__Problem__.
List every line in this data where the string "whine" occurs.

(Recorded data)
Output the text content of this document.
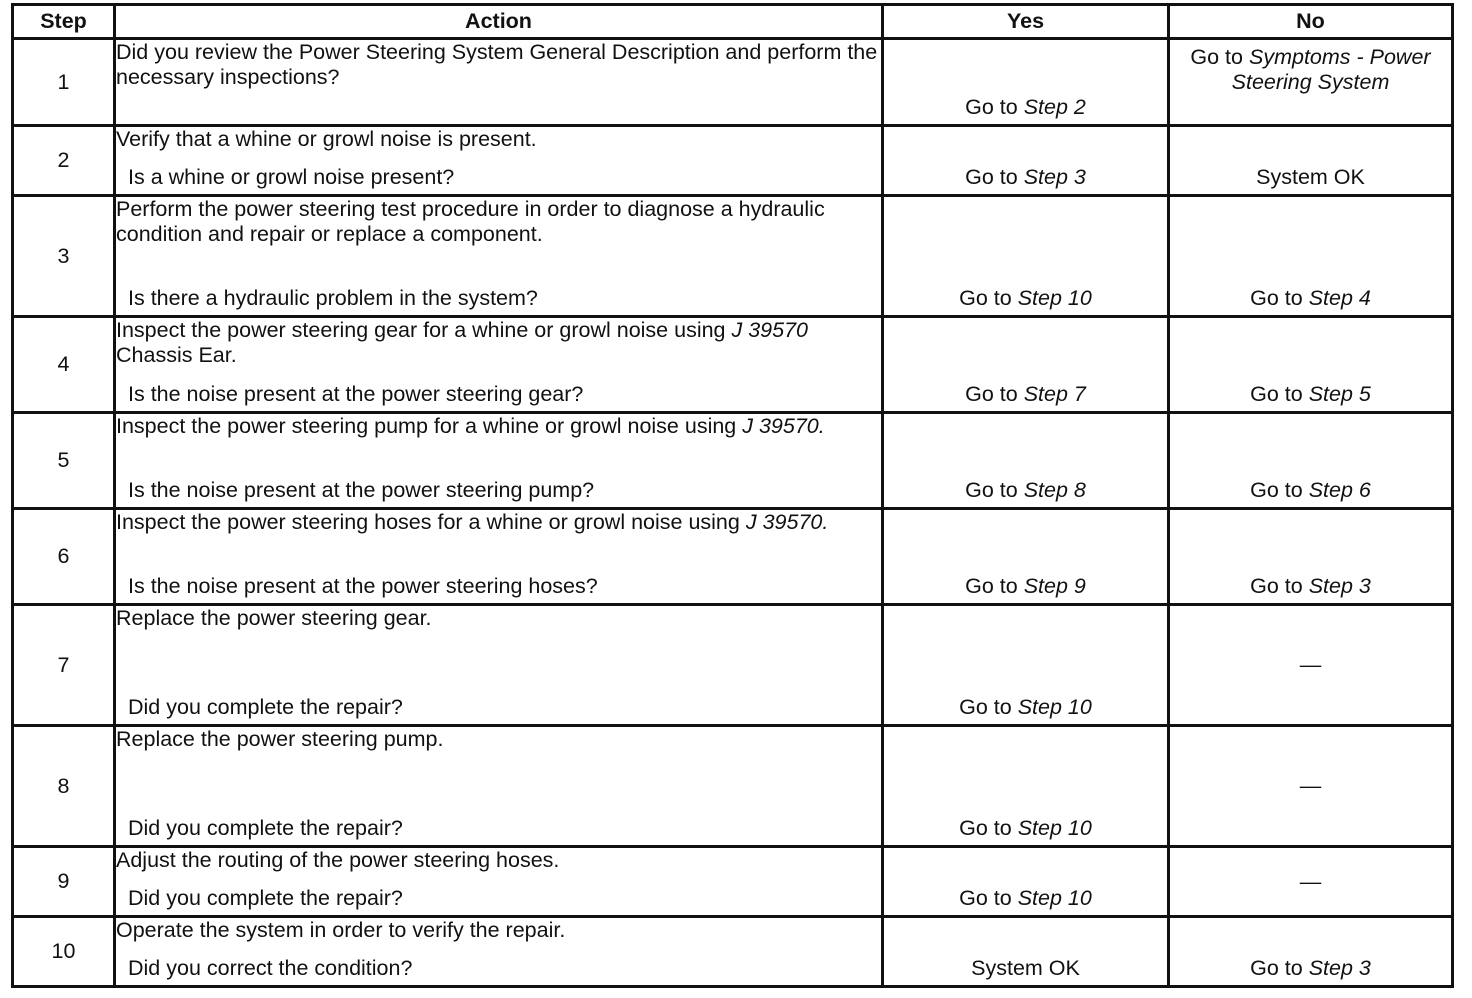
Step	Action	Yes	No
1	Did you review the Power Steering System General Description and perform the necessary inspections?	Go to Step 2	Go to Symptoms - Power Steering System

2	Verify that a whine or growl noise is present.
Is a whine or growl noise present?	Go to Step 3	System OK

3	Perform the power steering test procedure in order to diagnose a hydraulic condition and repair or replace a component.
Is there a hydraulic problem in the system?	Go to Step 10	Go to Step 4

4	Inspect the power steering gear for a whine or growl noise using J 39570 Chassis Ear.
Is the noise present at the power steering gear?	Go to Step 7	Go to Step 5

5	Inspect the power steering pump for a whine or growl noise using J 39570.
Is the noise present at the power steering pump?	Go to Step 8	Go to Step 6

6	Inspect the power steering hoses for a whine or growl noise using J 39570.
Is the noise present at the power steering hoses?	Go to Step 9	Go to Step 3

7	Replace the power steering gear.
Did you complete the repair?	Go to Step 10	—

8	Replace the power steering pump.
Did you complete the repair?	Go to Step 10	—

9	Adjust the routing of the power steering hoses.
Did you complete the repair?	Go to Step 10	—

10	Operate the system in order to verify the repair.
Did you correct the condition?	System OK	Go to Step 3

__Reply__.
2	Verify that a whine or growl noise is present.
Is a whine or growl noise present?	Go to Step 3	System OK
4	Inspect the power steering gear for a whine or growl noise using J 39570 Chassis Ear.
5	Inspect the power steering pump for a whine or growl noise using J 39570.
6	Inspect the power steering hoses for a whine or growl noise using J 39570.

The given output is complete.